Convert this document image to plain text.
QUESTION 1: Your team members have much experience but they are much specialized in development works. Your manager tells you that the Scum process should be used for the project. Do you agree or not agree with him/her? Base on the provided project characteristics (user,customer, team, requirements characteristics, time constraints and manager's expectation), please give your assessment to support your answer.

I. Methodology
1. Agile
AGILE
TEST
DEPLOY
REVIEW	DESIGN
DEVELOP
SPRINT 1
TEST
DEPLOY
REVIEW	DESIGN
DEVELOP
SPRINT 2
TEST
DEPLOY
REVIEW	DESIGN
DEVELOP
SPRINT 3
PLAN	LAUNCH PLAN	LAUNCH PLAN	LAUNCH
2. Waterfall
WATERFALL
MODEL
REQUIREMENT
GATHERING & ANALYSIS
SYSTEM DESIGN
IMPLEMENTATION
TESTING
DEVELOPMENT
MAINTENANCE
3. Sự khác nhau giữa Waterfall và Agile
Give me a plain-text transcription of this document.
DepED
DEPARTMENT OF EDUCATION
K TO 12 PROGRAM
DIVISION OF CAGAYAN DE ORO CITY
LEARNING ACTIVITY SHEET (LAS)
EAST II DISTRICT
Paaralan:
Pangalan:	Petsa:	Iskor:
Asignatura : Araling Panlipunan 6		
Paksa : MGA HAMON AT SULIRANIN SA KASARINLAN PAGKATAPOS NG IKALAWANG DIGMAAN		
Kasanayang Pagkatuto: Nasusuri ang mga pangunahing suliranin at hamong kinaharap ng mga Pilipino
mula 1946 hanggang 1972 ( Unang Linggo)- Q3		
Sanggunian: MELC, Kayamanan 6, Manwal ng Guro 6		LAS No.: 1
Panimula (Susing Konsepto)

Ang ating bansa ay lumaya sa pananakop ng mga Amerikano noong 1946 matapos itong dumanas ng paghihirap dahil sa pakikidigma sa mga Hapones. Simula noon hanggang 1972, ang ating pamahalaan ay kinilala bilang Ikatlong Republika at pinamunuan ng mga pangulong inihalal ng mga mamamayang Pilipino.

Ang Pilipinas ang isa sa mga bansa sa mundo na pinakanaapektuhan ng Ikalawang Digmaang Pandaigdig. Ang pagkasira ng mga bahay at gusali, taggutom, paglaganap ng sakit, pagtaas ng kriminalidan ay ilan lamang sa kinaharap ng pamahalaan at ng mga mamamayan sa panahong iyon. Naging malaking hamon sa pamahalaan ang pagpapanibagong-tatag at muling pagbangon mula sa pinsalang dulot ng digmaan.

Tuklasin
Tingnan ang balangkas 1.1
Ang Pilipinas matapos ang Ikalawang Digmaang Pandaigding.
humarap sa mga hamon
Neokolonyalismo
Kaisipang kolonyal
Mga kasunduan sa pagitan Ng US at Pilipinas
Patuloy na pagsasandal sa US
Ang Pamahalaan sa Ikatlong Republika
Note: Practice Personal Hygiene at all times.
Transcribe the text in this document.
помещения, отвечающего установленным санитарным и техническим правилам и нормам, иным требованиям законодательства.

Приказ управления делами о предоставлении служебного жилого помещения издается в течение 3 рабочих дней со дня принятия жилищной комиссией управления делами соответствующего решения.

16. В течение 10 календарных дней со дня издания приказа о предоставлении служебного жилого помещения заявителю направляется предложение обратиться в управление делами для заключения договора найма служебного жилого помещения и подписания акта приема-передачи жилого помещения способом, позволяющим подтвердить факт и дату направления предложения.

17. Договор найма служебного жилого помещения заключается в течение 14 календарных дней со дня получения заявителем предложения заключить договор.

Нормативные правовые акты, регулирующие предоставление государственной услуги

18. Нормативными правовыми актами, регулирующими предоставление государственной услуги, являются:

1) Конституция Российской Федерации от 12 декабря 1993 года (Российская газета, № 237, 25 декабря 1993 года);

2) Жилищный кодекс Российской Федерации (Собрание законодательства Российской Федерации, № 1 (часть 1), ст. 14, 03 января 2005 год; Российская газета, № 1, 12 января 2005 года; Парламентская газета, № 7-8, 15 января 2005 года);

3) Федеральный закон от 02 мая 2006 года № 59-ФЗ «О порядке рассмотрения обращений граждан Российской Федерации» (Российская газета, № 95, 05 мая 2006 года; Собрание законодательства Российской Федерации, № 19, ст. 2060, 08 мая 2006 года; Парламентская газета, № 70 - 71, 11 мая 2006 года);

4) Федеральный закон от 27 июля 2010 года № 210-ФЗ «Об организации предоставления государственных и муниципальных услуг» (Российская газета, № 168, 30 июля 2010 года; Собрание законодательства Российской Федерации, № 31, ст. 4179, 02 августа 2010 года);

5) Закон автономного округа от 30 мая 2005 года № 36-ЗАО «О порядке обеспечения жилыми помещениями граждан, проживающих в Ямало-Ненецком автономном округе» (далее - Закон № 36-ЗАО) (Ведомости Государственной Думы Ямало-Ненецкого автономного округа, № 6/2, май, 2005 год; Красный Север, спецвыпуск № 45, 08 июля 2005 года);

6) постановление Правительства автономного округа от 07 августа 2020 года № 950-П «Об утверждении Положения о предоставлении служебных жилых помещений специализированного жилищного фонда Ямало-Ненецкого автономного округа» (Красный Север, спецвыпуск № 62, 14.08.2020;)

What the task asks — Identify and list each line with the word "Российской".

Answer to the task —
1) Конституция Российской Федерации от 12 декабря 1993 года (Российская газета, № 237, 25 декабря 1993 года);
2) Жилищный кодекс Российской Федерации (Собрание законодательства Российской Федерации, № 1 (часть 1), ст. 14, 03 января 2005 год; Российская газета, № 1, 12 января 2005 года; Парламентская газета, № 7-8, 15 января 2005 года);
3) Федеральный закон от 02 мая 2006 года № 59-ФЗ «О порядке рассмотрения обращений граждан Российской Федерации» (Российская газета, № 95, 05 мая 2006 года; Собрание законодательства Российской Федерации, № 19, ст. 2060, 08 мая 2006 года; Парламентская газета, № 70 - 71, 11 мая 2006 года);
4) Федеральный закон от 27 июля 2010 года № 210-ФЗ «Об организации предоставления государственных и муниципальных услуг» (Российская газета, № 168, 30 июля 2010 года; Собрание законодательства Российской Федерации, № 31, ст. 4179, 02 августа 2010 года);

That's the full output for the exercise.